EXERCISE BRIEF:
Some lines in the listing below may include the string "Allows". How many are there? Give only the number.
━━━━━ DATA FOR THE TASK
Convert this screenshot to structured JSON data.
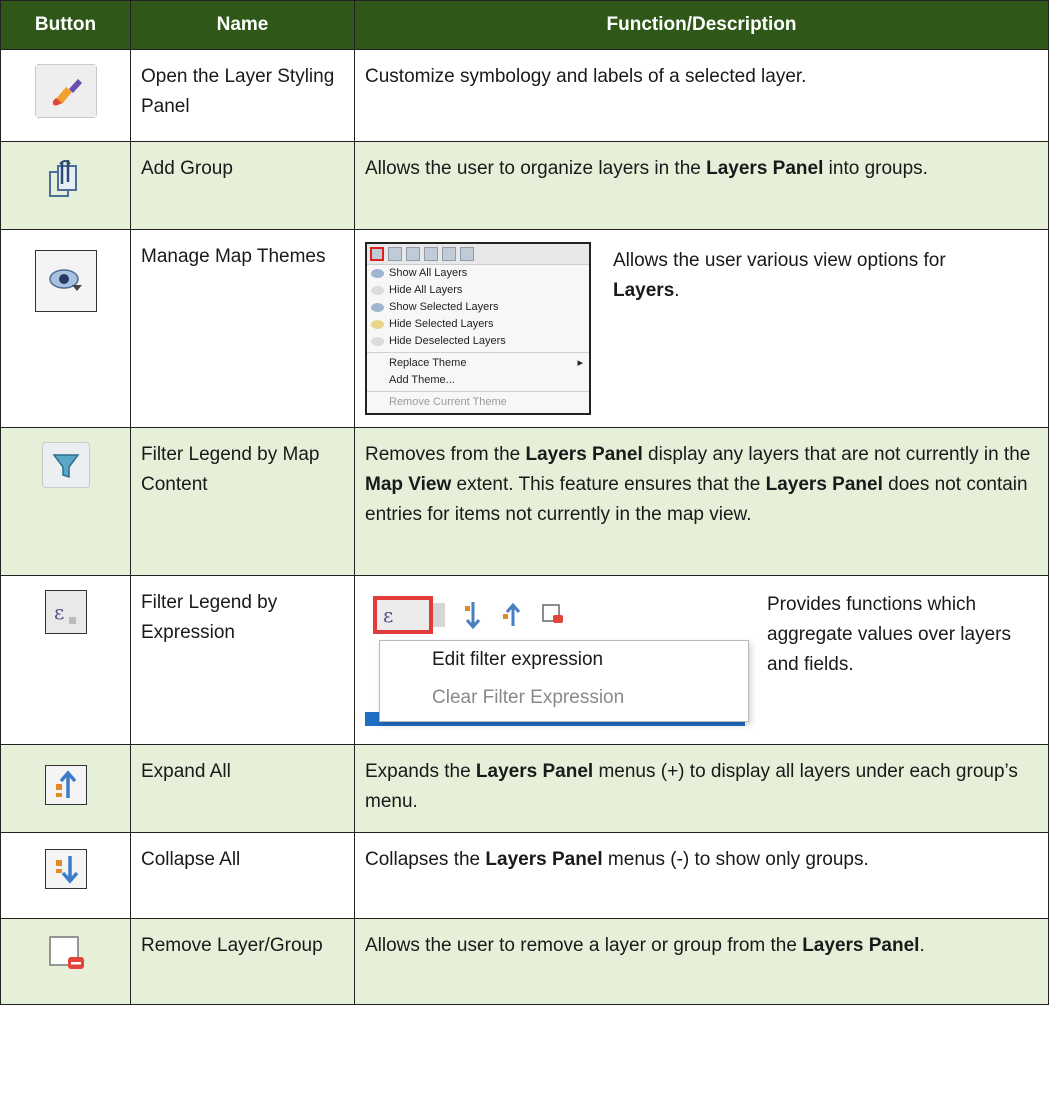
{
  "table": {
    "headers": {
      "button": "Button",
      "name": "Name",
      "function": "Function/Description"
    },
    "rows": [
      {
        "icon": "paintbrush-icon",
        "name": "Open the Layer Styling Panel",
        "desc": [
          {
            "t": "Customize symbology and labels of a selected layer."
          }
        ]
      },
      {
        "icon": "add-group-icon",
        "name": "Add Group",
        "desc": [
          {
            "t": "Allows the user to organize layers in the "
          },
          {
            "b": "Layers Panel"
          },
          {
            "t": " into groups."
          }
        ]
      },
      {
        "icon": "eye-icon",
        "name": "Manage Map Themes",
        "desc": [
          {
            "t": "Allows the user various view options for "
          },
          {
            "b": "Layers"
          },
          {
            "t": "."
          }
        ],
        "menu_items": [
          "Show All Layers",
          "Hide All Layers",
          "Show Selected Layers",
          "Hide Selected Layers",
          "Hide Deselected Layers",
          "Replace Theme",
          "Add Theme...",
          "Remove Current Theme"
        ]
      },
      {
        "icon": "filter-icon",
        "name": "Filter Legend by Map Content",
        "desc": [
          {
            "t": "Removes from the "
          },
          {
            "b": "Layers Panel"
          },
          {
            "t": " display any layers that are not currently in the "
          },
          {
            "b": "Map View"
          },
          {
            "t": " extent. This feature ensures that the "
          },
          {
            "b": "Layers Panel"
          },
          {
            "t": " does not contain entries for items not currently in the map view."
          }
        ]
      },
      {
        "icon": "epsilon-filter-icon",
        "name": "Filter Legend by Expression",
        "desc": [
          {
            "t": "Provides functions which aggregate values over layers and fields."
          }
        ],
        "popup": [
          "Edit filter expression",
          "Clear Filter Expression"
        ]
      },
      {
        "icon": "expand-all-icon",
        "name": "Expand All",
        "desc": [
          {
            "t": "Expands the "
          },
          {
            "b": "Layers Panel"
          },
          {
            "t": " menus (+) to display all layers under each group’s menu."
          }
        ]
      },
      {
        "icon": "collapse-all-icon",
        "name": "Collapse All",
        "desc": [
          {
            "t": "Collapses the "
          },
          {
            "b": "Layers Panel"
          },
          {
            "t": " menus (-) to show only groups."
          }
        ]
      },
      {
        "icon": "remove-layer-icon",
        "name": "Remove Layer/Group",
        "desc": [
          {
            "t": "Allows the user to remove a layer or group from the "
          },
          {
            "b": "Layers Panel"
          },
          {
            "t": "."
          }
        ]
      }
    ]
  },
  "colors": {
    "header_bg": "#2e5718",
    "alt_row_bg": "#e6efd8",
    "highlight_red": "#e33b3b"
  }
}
━━━━━━━━━━
RESULT OF THIS TASK:
3